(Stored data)

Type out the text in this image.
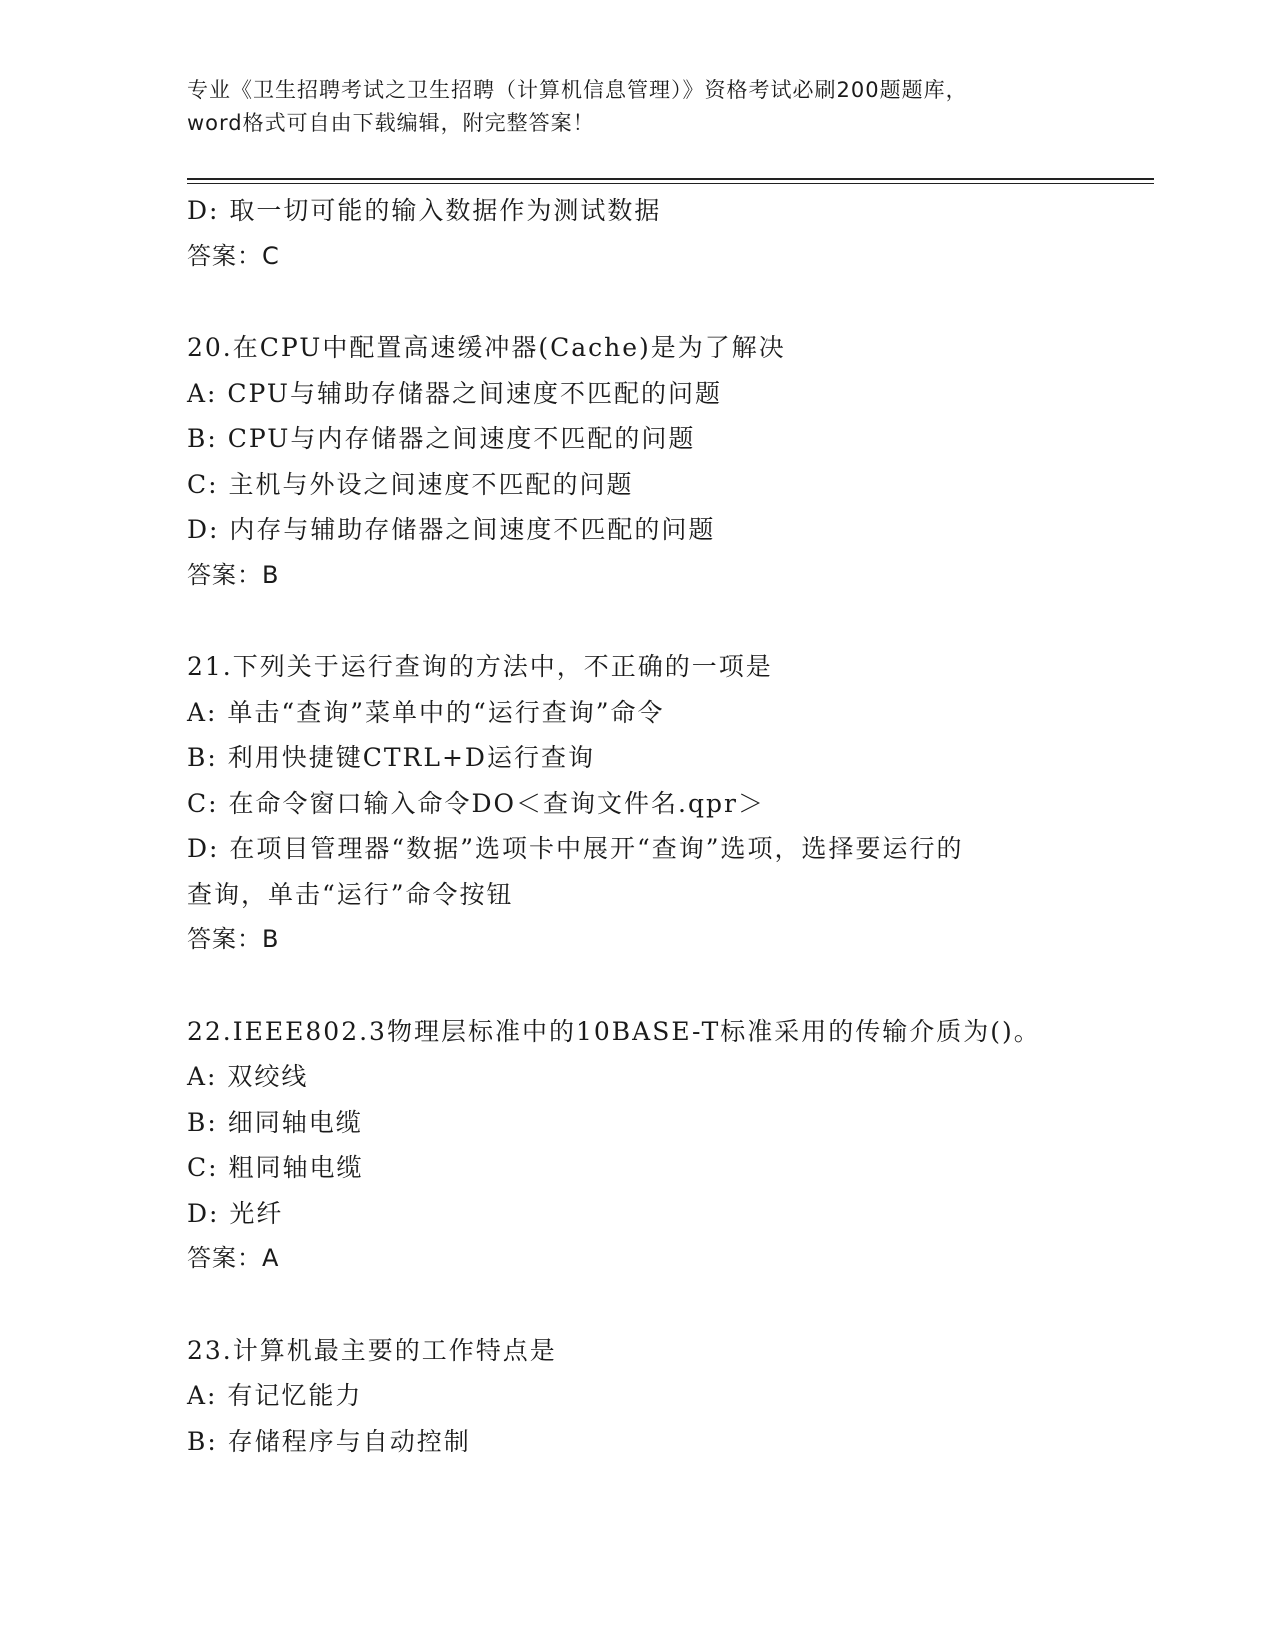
专业《卫生招聘考试之卫生招聘（计算机信息管理）》资格考试必刷200题题库，
word格式可自由下载编辑，附完整答案！
D: 取一切可能的输入数据作为测试数据
答案：C
20.在CPU中配置高速缓冲器(Cache)是为了解决
A: CPU与辅助存储器之间速度不匹配的问题
B: CPU与内存储器之间速度不匹配的问题
C: 主机与外设之间速度不匹配的问题
D: 内存与辅助存储器之间速度不匹配的问题
答案：B
21.下列关于运行查询的方法中，不正确的一项是
A: 单击“查询”菜单中的“运行查询”命令
B: 利用快捷键CTRL+D运行查询
C: 在命令窗口输入命令DO＜查询文件名.qpr＞
D: 在项目管理器“数据”选项卡中展开“查询”选项，选择要运行的
查询，单击“运行”命令按钮
答案：B
22.IEEE802.3物理层标准中的10BASE-T标准采用的传输介质为()。
A: 双绞线
B: 细同轴电缆
C: 粗同轴电缆
D: 光纤
答案：A
23.计算机最主要的工作特点是
A: 有记忆能力
B: 存储程序与自动控制
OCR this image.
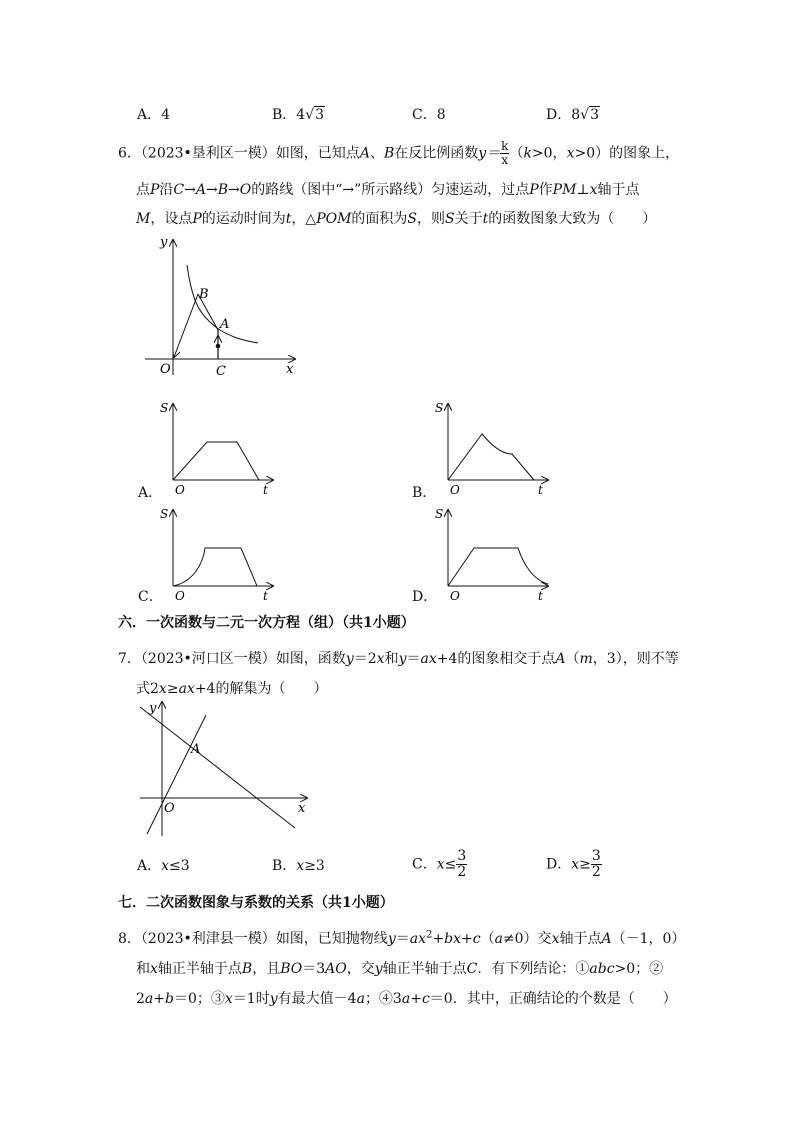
A．4	B．4√3	C．8	D．8√3
6．（2023•垦利区一模）如图，已知点A、B在反比例函数$y= \frac{k}{x} (k>0$，x>0）的图象上，
点P沿C→A→B→O的路线（图中“→”所示路线）匀速运动，过点P作PM⊥x轴于点
M，设点P的运动时间为t，△POM的面积为S，则S关于t的函数图象大致为（　　）
y
x
O
B
A
C
A．
S
O	t	B．
S
O	t
C．
S
O	t	D．
S
O	t
六．一次函数与二元一次方程（组）（共1小题）
7．（2023•河口区一模）如图，函数y＝2x和y＝ax+4的图象相交于点A（m，3），则不等
式2x≥ax+4的解集为（　　）
y
x
O
A
A．x≤3	B．x≥3	C．$x\le \frac{3}{2}$	D．$x\ge \frac{3}{2}$
七．二次函数图象与系数的关系（共1小题）
8．（2023•利津县一模）如图，已知抛物线$y=ax^2+bx+c(a\ne 0)$交x轴于点A（－1，0）
和x轴正半轴于点B，且BO＝3AO，交y轴正半轴于点C．有下列结论：①abc>0；②
2a+b＝0；③x＝1时y有最大值－4a；④3a+c＝0．其中，正确结论的个数是（　　）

# DIRECTION
Lines that hold the word "frac" are the ones to return, every one of them.

# REPLY
6．（2023•垦利区一模）如图，已知点A、B在反比例函数$y= \frac{k}{x} (k>0$，x>0）的图象上，
A．x≤3	B．x≥3	C．$x\le \frac{3}{2}$	D．$x\ge \frac{3}{2}$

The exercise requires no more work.